─── Data to use

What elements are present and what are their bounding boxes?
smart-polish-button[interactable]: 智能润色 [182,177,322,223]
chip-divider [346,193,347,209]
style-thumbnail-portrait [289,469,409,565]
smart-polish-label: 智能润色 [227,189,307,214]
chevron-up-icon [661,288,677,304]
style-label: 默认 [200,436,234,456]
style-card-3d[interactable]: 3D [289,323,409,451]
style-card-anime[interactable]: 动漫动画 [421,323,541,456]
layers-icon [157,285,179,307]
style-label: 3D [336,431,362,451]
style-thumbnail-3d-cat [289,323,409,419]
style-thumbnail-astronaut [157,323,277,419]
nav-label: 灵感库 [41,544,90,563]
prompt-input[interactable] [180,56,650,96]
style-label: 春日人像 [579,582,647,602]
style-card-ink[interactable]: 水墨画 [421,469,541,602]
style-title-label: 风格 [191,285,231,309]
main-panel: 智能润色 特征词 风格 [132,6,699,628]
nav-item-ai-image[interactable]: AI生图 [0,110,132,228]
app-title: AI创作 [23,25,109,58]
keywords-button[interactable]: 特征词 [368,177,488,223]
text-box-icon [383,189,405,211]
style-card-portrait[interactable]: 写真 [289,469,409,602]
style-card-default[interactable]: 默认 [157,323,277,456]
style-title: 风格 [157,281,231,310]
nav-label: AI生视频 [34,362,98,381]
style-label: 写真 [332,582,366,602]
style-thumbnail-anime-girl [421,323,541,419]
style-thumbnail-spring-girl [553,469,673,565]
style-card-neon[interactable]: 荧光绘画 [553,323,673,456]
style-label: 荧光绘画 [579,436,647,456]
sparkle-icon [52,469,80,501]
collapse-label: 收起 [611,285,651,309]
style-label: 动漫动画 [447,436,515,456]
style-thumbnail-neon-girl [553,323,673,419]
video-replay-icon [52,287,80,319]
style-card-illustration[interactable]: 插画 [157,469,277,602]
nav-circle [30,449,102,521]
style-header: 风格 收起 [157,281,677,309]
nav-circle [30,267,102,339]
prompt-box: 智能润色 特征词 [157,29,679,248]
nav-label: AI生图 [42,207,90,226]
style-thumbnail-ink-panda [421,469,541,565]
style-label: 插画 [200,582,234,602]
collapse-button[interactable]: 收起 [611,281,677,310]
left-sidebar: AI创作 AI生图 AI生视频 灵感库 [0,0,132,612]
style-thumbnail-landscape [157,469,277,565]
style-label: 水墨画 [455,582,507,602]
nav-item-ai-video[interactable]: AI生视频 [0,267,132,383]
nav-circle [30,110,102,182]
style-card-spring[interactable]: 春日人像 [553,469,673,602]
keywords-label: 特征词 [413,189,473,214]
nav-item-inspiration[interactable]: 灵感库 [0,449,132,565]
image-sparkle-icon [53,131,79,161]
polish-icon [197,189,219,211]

──────

◆ **Your goal**
Print every line of the records above without changing a single character.

◆ **Response to this exercise**
What elements are present and what are their bounding boxes?
smart-polish-button[interactable]: 智能润色 [182,177,322,223]
chip-divider [346,193,347,209]
style-thumbnail-portrait [289,469,409,565]
smart-polish-label: 智能润色 [227,189,307,214]
chevron-up-icon [661,288,677,304]
style-label: 默认 [200,436,234,456]
style-card-3d[interactable]: 3D [289,323,409,451]
style-card-anime[interactable]: 动漫动画 [421,323,541,456]
layers-icon [157,285,179,307]
style-label: 3D [336,431,362,451]
style-thumbnail-3d-cat [289,323,409,419]
style-thumbnail-astronaut [157,323,277,419]
nav-label: 灵感库 [41,544,90,563]
prompt-input[interactable] [180,56,650,96]
style-label: 春日人像 [579,582,647,602]
style-card-ink[interactable]: 水墨画 [421,469,541,602]
style-title-label: 风格 [191,285,231,309]
main-panel: 智能润色 特征词 风格 [132,6,699,628]
nav-item-ai-image[interactable]: AI生图 [0,110,132,228]
app-title: AI创作 [23,25,109,58]
keywords-button[interactable]: 特征词 [368,177,488,223]
text-box-icon [383,189,405,211]
style-card-portrait[interactable]: 写真 [289,469,409,602]
style-card-default[interactable]: 默认 [157,323,277,456]
style-title: 风格 [157,281,231,310]
nav-label: AI生视频 [34,362,98,381]
style-label: 写真 [332,582,366,602]
style-thumbnail-anime-girl [421,323,541,419]
style-thumbnail-spring-girl [553,469,673,565]
style-card-neon[interactable]: 荧光绘画 [553,323,673,456]
style-label: 荧光绘画 [579,436,647,456]
sparkle-icon [52,469,80,501]
collapse-label: 收起 [611,285,651,309]
style-label: 动漫动画 [447,436,515,456]
style-thumbnail-neon-girl [553,323,673,419]
video-replay-icon [52,287,80,319]
style-card-illustration[interactable]: 插画 [157,469,277,602]
nav-circle [30,449,102,521]
style-header: 风格 收起 [157,281,677,309]
nav-circle [30,267,102,339]
prompt-box: 智能润色 特征词 [157,29,679,248]
nav-label: AI生图 [42,207,90,226]
style-thumbnail-ink-panda [421,469,541,565]
style-label: 插画 [200,582,234,602]
collapse-button[interactable]: 收起 [611,281,677,310]
left-sidebar: AI创作 AI生图 AI生视频 灵感库 [0,0,132,612]
style-thumbnail-landscape [157,469,277,565]
style-label: 水墨画 [455,582,507,602]
nav-item-ai-video[interactable]: AI生视频 [0,267,132,383]
nav-circle [30,110,102,182]
style-card-spring[interactable]: 春日人像 [553,469,673,602]
keywords-label: 特征词 [413,189,473,214]
nav-item-inspiration[interactable]: 灵感库 [0,449,132,565]
image-sparkle-icon [53,131,79,161]
polish-icon [197,189,219,211]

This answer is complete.